**Information given**
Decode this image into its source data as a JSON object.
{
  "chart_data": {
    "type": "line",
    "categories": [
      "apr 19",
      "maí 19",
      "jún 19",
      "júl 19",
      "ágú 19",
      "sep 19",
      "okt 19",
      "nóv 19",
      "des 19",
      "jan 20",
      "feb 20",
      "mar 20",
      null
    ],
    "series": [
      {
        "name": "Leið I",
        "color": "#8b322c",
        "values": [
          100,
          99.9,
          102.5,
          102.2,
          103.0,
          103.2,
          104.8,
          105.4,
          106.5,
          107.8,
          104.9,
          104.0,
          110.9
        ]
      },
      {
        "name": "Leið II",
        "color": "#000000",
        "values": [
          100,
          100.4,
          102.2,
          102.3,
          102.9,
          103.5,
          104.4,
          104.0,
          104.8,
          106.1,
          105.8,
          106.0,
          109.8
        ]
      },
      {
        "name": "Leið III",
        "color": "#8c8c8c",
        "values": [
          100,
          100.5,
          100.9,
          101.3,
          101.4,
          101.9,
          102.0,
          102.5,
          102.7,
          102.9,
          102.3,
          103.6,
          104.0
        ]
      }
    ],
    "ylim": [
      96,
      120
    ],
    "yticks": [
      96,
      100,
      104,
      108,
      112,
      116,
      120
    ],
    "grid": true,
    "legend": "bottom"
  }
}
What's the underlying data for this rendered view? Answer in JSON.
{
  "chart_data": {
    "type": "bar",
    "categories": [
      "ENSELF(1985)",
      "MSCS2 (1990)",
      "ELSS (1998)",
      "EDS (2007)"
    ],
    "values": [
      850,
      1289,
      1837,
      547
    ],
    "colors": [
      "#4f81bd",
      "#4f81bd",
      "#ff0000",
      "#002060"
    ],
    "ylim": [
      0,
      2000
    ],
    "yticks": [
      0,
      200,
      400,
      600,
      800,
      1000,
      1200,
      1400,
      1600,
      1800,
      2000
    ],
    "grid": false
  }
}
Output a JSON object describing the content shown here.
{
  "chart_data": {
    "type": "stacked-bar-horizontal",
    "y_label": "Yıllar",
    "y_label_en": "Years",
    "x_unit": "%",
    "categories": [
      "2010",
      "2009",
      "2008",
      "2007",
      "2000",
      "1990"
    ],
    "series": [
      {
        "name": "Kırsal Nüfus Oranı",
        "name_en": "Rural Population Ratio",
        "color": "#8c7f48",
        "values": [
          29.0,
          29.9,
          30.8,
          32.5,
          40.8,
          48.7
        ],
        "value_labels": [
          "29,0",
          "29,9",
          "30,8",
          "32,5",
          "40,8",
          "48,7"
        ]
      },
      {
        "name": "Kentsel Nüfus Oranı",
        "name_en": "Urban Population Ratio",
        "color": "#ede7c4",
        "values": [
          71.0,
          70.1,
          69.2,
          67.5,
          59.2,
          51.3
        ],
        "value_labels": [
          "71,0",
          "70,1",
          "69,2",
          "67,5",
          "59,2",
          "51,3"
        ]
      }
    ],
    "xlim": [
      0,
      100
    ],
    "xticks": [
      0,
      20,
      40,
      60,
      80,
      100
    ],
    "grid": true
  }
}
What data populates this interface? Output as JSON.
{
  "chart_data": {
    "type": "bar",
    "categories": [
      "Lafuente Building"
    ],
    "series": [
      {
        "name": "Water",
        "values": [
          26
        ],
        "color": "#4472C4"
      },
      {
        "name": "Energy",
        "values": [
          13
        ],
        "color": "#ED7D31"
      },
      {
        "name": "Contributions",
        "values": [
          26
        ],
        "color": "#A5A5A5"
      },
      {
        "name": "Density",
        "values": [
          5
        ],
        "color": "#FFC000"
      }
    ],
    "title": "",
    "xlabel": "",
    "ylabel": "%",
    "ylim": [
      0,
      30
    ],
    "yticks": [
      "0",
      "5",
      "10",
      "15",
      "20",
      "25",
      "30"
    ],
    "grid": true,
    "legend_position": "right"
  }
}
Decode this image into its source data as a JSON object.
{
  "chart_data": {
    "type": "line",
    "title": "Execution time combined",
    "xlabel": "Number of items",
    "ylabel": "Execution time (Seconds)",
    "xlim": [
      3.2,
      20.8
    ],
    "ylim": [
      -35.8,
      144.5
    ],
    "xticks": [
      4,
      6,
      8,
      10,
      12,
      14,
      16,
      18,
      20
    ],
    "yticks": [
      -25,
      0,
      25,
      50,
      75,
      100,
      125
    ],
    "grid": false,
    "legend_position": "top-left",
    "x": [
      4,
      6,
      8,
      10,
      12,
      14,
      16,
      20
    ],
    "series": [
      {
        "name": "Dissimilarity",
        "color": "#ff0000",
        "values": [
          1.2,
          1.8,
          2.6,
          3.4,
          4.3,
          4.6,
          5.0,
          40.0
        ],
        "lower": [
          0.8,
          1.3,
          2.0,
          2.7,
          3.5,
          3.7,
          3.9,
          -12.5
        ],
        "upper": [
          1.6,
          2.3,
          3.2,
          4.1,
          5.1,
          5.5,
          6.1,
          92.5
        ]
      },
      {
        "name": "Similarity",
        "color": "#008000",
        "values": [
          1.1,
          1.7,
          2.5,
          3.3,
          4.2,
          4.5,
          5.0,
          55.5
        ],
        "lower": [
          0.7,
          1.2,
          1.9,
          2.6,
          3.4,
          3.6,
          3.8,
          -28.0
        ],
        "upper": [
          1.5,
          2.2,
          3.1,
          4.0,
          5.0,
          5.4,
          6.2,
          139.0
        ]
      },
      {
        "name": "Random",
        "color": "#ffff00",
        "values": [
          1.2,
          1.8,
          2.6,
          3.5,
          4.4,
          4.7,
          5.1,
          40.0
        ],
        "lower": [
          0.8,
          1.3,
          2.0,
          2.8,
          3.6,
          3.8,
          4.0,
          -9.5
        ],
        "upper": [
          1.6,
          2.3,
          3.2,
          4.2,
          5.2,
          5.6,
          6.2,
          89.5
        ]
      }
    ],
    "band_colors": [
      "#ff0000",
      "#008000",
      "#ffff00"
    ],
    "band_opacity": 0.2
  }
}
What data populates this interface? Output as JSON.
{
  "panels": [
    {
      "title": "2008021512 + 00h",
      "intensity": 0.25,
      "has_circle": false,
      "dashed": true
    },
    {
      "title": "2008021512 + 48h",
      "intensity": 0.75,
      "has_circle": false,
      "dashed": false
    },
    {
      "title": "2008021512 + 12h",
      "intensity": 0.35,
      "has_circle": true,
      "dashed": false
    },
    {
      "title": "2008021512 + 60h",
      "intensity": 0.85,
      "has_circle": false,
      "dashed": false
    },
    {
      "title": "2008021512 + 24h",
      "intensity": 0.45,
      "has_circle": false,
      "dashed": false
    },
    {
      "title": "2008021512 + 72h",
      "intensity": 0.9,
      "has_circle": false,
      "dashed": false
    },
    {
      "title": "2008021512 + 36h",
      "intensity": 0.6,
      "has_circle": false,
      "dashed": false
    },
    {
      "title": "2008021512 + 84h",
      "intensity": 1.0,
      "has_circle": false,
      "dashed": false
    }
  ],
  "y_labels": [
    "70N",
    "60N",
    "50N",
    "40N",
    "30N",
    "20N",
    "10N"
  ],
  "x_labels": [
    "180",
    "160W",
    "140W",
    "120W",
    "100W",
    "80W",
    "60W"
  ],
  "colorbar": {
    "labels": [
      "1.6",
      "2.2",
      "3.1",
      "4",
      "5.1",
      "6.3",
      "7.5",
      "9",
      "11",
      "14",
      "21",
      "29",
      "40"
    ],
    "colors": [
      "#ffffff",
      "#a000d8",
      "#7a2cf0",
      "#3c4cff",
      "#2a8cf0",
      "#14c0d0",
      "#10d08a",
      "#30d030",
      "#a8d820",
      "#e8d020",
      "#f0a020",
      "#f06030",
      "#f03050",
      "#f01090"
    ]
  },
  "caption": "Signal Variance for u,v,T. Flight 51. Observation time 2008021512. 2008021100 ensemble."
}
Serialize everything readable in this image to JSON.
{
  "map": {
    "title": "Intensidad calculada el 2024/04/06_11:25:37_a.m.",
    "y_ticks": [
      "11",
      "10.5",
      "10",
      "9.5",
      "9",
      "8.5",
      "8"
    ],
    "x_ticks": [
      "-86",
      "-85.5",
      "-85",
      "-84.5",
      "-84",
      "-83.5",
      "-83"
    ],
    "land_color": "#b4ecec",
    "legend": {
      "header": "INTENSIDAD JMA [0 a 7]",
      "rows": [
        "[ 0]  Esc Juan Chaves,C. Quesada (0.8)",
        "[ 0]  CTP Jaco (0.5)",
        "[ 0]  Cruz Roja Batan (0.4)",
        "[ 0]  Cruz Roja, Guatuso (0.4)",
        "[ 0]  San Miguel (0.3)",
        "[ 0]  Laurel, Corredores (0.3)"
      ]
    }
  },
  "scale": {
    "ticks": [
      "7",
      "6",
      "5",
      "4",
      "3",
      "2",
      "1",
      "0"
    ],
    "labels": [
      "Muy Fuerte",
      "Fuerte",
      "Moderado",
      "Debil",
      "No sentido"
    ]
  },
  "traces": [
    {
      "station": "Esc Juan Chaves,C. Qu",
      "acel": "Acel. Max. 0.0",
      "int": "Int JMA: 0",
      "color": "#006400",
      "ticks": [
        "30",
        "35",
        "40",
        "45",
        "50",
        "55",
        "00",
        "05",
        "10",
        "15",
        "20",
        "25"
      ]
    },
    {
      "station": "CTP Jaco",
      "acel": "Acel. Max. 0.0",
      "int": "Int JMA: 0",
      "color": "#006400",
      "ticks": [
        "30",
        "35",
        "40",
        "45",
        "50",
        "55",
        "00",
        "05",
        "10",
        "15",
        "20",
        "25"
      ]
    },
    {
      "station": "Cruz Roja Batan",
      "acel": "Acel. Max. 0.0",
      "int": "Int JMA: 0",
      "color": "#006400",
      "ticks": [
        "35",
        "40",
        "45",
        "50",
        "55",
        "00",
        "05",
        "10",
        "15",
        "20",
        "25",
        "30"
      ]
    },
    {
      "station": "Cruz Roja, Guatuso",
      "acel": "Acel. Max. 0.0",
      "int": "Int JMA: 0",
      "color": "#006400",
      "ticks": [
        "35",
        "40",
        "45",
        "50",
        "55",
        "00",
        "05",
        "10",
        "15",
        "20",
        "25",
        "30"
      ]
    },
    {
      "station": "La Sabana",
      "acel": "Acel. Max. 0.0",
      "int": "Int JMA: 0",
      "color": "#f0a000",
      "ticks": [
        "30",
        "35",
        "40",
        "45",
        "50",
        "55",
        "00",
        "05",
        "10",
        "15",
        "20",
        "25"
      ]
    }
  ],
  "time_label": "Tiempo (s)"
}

**Task**
Go through the entries above and copy every line containing "Population".

**Final result**
        "name_en": "Rural Population Ratio",
        "name_en": "Urban Population Ratio",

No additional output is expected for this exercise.